* _WHAT NEEDS TO BE DONE_
Find the number of lines below in which the word "JSON" appears, and write that number only.

* _INPUT FOR THIS TASK_

+++++

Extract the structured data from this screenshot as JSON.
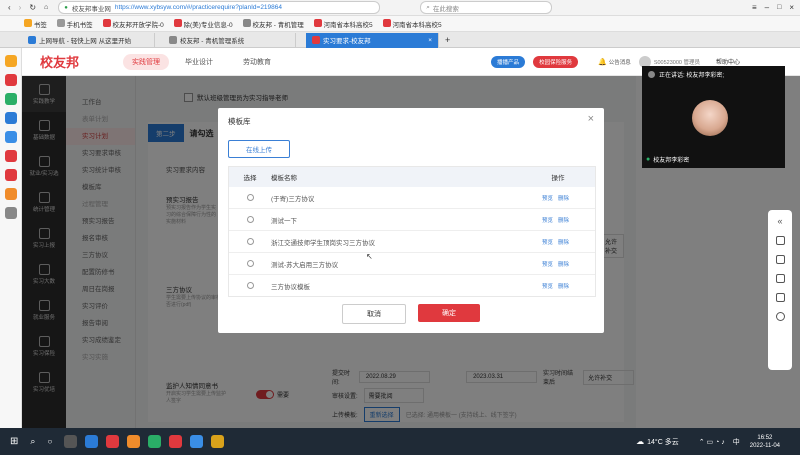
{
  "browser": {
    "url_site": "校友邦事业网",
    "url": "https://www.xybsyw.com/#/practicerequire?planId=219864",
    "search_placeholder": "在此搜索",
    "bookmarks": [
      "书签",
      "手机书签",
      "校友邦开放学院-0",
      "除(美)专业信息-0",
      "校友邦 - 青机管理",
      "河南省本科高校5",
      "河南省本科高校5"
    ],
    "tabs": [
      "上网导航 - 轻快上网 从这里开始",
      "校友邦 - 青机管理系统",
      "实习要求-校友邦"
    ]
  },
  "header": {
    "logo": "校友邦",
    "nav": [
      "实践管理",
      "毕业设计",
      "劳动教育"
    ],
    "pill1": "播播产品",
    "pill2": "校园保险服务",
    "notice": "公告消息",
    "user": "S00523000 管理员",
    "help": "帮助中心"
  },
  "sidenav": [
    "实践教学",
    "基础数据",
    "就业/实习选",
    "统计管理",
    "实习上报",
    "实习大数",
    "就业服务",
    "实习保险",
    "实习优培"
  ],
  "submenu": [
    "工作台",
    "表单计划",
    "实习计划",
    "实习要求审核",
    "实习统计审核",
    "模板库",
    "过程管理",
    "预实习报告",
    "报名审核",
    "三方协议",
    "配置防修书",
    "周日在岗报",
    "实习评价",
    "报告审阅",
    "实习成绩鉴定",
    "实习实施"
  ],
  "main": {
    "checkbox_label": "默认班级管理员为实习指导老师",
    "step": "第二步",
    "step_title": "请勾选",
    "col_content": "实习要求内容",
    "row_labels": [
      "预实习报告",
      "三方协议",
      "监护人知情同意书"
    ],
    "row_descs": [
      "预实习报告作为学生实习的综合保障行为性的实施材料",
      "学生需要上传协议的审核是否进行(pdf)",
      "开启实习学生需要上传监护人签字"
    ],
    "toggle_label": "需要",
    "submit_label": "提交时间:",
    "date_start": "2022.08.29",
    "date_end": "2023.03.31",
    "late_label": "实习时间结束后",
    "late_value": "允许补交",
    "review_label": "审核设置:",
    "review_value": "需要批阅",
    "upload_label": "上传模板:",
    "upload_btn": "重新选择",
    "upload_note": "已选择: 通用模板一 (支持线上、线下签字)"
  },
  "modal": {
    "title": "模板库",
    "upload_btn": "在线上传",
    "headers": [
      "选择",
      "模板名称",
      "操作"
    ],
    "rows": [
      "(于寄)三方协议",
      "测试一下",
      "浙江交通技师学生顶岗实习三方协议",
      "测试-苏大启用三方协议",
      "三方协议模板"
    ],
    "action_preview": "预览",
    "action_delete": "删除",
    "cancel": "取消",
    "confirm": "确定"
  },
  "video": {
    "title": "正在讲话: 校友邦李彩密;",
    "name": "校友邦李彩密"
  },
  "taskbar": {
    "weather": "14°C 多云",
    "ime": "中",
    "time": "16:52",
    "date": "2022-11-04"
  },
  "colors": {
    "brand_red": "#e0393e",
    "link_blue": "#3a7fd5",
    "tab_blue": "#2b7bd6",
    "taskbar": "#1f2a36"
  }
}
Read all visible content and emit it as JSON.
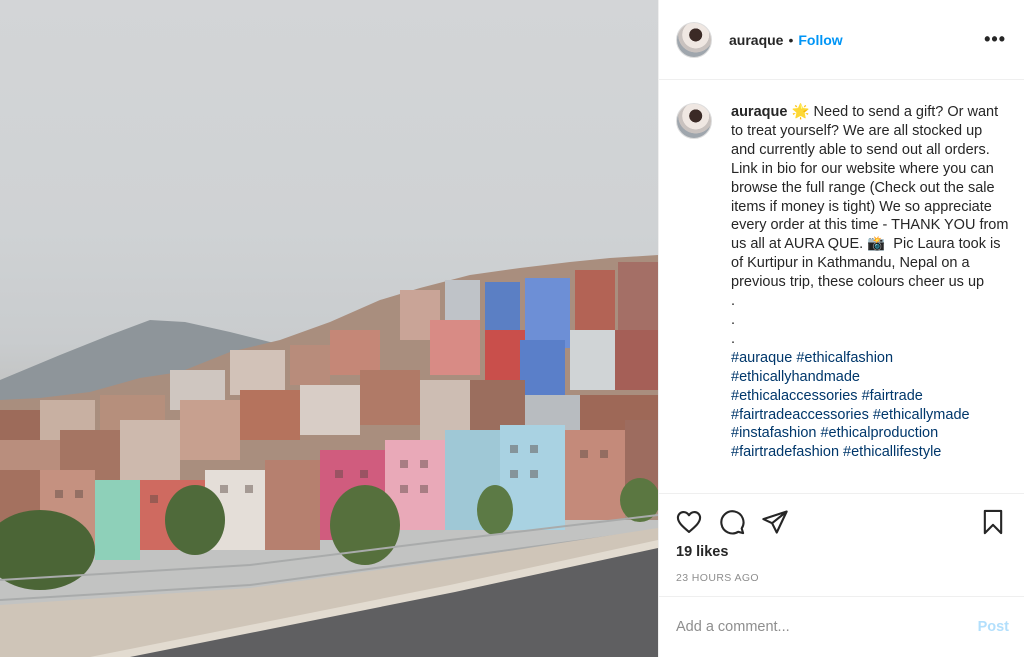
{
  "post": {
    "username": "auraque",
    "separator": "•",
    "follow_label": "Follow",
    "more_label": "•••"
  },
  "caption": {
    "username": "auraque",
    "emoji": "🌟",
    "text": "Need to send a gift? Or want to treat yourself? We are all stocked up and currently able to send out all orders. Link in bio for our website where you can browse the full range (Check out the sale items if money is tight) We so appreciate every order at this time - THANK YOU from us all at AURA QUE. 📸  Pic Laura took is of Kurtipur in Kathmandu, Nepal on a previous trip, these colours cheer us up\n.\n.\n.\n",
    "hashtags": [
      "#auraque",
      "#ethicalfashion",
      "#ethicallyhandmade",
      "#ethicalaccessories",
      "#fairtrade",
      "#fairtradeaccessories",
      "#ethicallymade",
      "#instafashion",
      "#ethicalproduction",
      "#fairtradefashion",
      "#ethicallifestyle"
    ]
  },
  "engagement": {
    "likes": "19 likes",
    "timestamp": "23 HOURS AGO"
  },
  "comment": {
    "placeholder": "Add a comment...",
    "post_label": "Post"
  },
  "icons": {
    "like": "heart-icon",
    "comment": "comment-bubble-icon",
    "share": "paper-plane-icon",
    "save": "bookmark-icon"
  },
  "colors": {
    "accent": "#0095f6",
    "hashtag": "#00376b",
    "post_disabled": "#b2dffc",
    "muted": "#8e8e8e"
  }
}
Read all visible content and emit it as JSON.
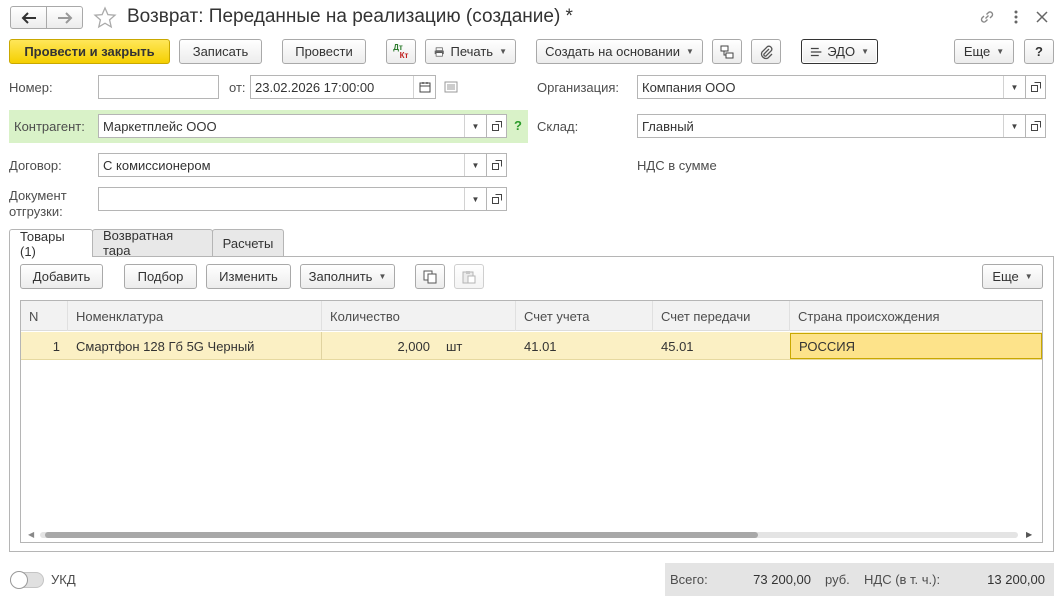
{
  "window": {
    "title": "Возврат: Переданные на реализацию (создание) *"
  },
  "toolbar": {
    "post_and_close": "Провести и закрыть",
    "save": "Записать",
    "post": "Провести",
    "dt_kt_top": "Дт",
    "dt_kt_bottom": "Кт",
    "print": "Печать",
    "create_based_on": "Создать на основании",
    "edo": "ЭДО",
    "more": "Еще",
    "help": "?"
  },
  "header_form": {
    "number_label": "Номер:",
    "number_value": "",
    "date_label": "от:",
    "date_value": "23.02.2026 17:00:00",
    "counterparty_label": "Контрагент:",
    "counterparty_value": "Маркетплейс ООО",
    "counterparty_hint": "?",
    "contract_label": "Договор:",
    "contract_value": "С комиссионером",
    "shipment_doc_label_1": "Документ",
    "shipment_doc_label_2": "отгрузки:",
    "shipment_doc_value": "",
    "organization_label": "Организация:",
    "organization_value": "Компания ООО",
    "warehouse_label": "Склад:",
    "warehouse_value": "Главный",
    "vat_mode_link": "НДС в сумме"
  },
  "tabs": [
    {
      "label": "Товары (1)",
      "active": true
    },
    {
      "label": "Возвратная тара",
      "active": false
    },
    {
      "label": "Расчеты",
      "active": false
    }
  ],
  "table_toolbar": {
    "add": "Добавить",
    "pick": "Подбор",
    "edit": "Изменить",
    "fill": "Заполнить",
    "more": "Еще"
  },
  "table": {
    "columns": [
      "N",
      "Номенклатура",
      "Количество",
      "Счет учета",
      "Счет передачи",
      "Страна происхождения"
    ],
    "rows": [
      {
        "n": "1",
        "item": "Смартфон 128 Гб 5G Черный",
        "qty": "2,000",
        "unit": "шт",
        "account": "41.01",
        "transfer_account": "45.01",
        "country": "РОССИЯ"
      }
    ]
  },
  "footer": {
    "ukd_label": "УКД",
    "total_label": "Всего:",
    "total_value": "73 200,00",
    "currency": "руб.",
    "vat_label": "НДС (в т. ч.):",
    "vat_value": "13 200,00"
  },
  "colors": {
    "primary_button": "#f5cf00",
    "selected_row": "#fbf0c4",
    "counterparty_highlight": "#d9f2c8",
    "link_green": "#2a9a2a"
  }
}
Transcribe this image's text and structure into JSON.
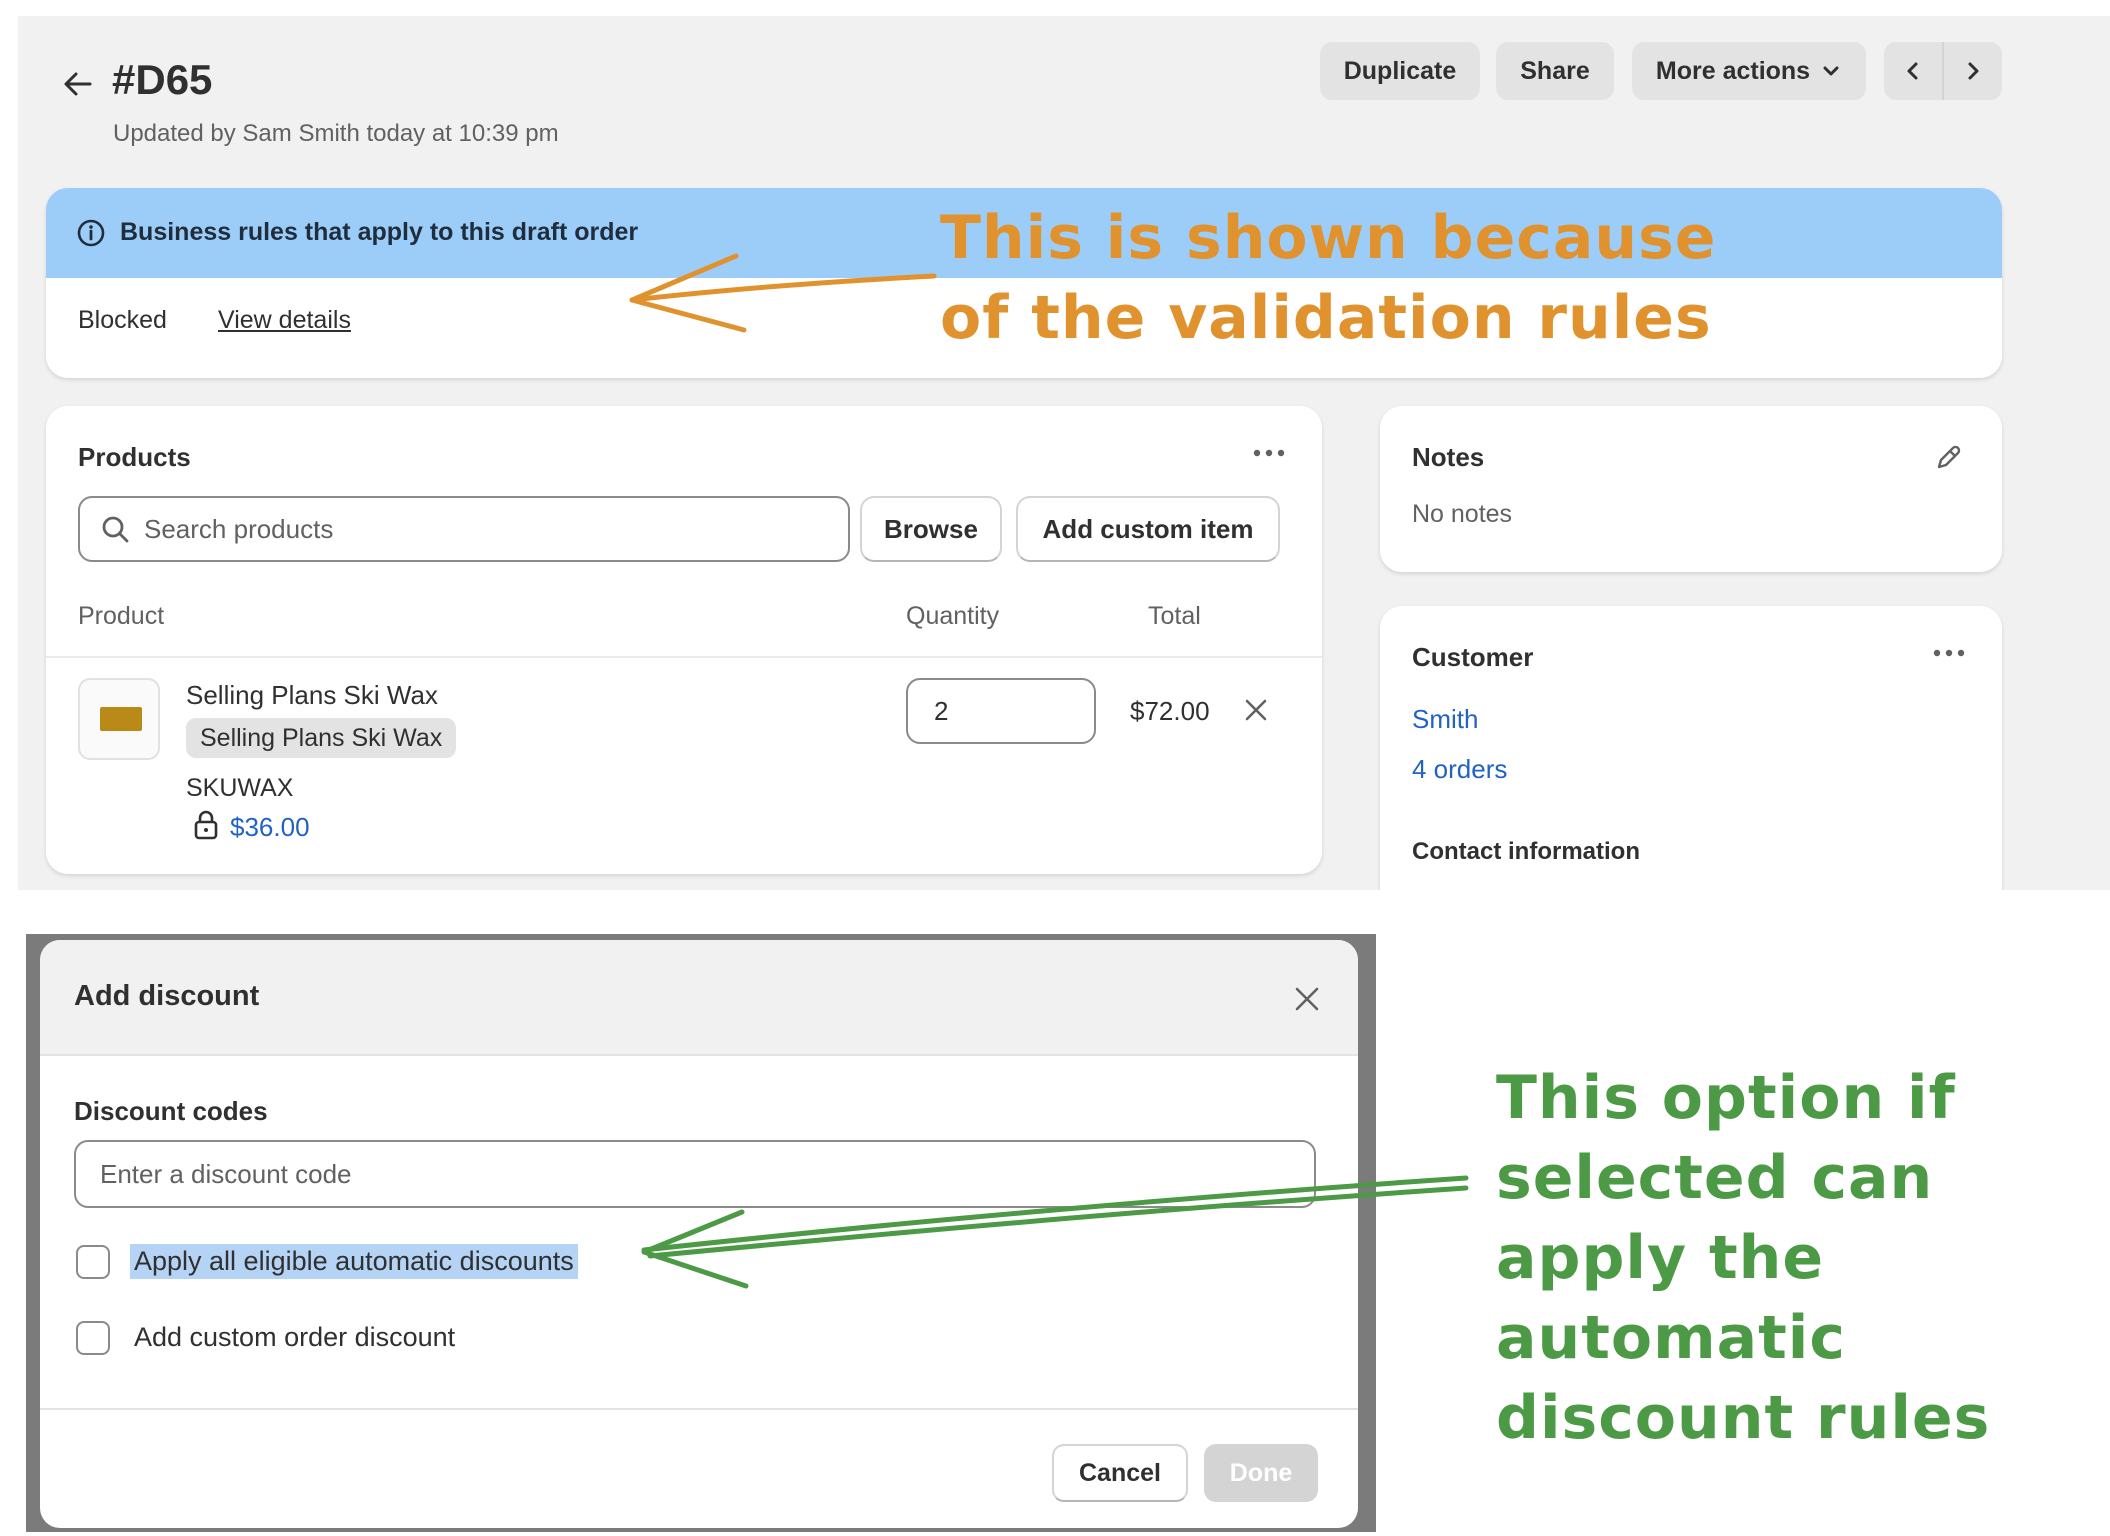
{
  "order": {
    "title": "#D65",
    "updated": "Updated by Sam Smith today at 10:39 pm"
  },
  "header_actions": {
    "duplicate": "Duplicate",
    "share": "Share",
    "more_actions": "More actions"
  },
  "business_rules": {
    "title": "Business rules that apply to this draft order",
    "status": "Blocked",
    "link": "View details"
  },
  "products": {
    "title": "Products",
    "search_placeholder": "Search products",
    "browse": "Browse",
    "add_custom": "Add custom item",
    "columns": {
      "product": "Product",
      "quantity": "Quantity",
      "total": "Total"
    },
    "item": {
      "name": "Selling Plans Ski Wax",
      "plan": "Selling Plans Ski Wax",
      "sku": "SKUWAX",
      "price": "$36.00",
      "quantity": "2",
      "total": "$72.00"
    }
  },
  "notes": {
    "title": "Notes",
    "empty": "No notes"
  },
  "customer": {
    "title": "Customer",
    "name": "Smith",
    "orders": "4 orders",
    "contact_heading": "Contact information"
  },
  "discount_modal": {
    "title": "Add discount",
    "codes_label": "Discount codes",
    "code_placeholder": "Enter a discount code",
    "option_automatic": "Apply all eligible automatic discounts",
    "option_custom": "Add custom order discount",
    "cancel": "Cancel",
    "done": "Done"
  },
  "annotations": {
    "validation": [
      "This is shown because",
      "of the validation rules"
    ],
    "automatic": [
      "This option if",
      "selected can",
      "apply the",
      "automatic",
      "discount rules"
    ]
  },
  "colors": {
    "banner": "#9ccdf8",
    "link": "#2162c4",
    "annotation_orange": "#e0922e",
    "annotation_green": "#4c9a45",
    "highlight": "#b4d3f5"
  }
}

+++++

* _COMPLETE ANSWER_
4